Dataset records:
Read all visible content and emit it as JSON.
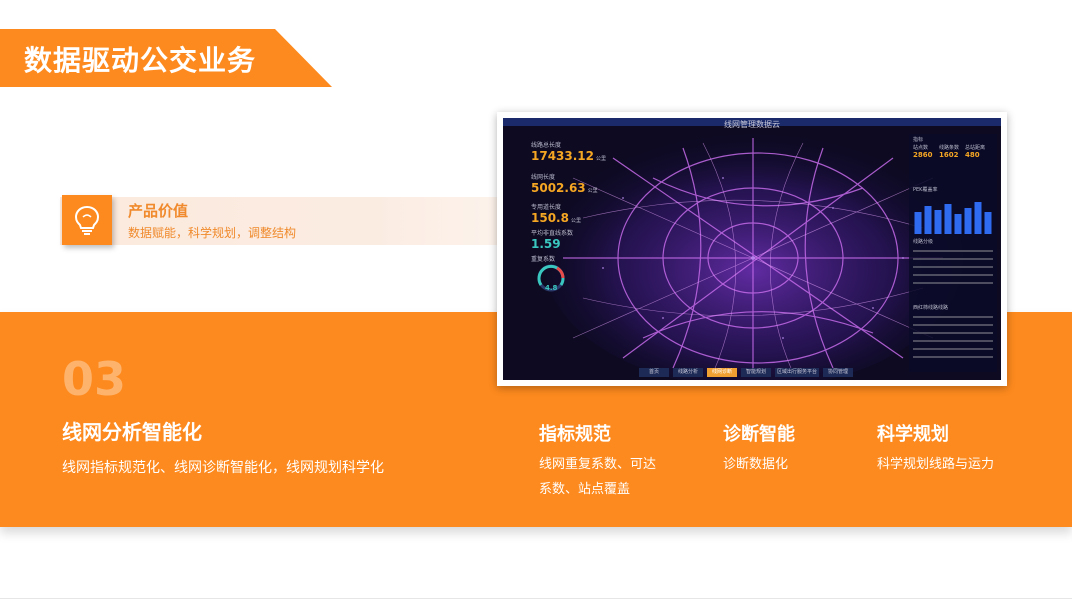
{
  "page": {
    "title": "数据驱动公交业务"
  },
  "product_value": {
    "title": "产品价值",
    "subtitle": "数据赋能，科学规划，调整结构",
    "icon": "lightbulb-icon"
  },
  "section": {
    "number": "03",
    "title": "线网分析智能化",
    "description": "线网指标规范化、线网诊断智能化，线网规划科学化"
  },
  "features": [
    {
      "title": "指标规范",
      "description": "线网重复系数、可达系数、站点覆盖"
    },
    {
      "title": "诊断智能",
      "description": "诊断数据化"
    },
    {
      "title": "科学规划",
      "description": "科学规划线路与运力"
    }
  ],
  "dashboard": {
    "title": "线网管理数据云",
    "metrics": [
      {
        "label": "线路总长度",
        "value": "17433.12",
        "unit": "公里",
        "color": "#f5a623"
      },
      {
        "label": "线网长度",
        "value": "5002.63",
        "unit": "公里",
        "color": "#f5a623"
      },
      {
        "label": "专用道长度",
        "value": "150.8",
        "unit": "公里",
        "color": "#f5a623"
      },
      {
        "label": "平均非直线系数",
        "value": "1.59",
        "unit": "",
        "color": "#3ac7c0"
      }
    ],
    "gauge_label": "重复系数",
    "gauge_value": "4.8",
    "right_panel": {
      "header": "指标",
      "stat_labels": [
        "站点数",
        "线路条数",
        "总站距离"
      ],
      "stat_values": [
        "2860",
        "1602",
        "480"
      ],
      "chart_title": "PEK覆盖率",
      "table1_title": "线路分级",
      "table2_title": "西红柿线路线路",
      "bar_values": [
        0.55,
        0.7,
        0.6,
        0.75,
        0.5,
        0.65,
        0.8,
        0.55
      ]
    },
    "nav_buttons": [
      "首页",
      "线路分析",
      "线网诊断",
      "智能规划",
      "区域出行服务平台",
      "协同管理"
    ],
    "active_nav": 2
  },
  "colors": {
    "accent": "#fd8a1e",
    "light_strip": "#fbe9dc",
    "dashboard_bg": "#0d0a22"
  }
}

▶ WORK TO BE COMPLETED: Copy out the whole listing exactly, and don't carry over any pictures.

▶ RESPONSE TO THE TASK:
Read all visible content and emit it as JSON.
{
  "page": {
    "title": "数据驱动公交业务"
  },
  "product_value": {
    "title": "产品价值",
    "subtitle": "数据赋能，科学规划，调整结构",
    "icon": "lightbulb-icon"
  },
  "section": {
    "number": "03",
    "title": "线网分析智能化",
    "description": "线网指标规范化、线网诊断智能化，线网规划科学化"
  },
  "features": [
    {
      "title": "指标规范",
      "description": "线网重复系数、可达系数、站点覆盖"
    },
    {
      "title": "诊断智能",
      "description": "诊断数据化"
    },
    {
      "title": "科学规划",
      "description": "科学规划线路与运力"
    }
  ],
  "dashboard": {
    "title": "线网管理数据云",
    "metrics": [
      {
        "label": "线路总长度",
        "value": "17433.12",
        "unit": "公里",
        "color": "#f5a623"
      },
      {
        "label": "线网长度",
        "value": "5002.63",
        "unit": "公里",
        "color": "#f5a623"
      },
      {
        "label": "专用道长度",
        "value": "150.8",
        "unit": "公里",
        "color": "#f5a623"
      },
      {
        "label": "平均非直线系数",
        "value": "1.59",
        "unit": "",
        "color": "#3ac7c0"
      }
    ],
    "gauge_label": "重复系数",
    "gauge_value": "4.8",
    "right_panel": {
      "header": "指标",
      "stat_labels": [
        "站点数",
        "线路条数",
        "总站距离"
      ],
      "stat_values": [
        "2860",
        "1602",
        "480"
      ],
      "chart_title": "PEK覆盖率",
      "table1_title": "线路分级",
      "table2_title": "西红柿线路线路",
      "bar_values": [
        0.55,
        0.7,
        0.6,
        0.75,
        0.5,
        0.65,
        0.8,
        0.55
      ]
    },
    "nav_buttons": [
      "首页",
      "线路分析",
      "线网诊断",
      "智能规划",
      "区域出行服务平台",
      "协同管理"
    ],
    "active_nav": 2
  },
  "colors": {
    "accent": "#fd8a1e",
    "light_strip": "#fbe9dc",
    "dashboard_bg": "#0d0a22"
  }
}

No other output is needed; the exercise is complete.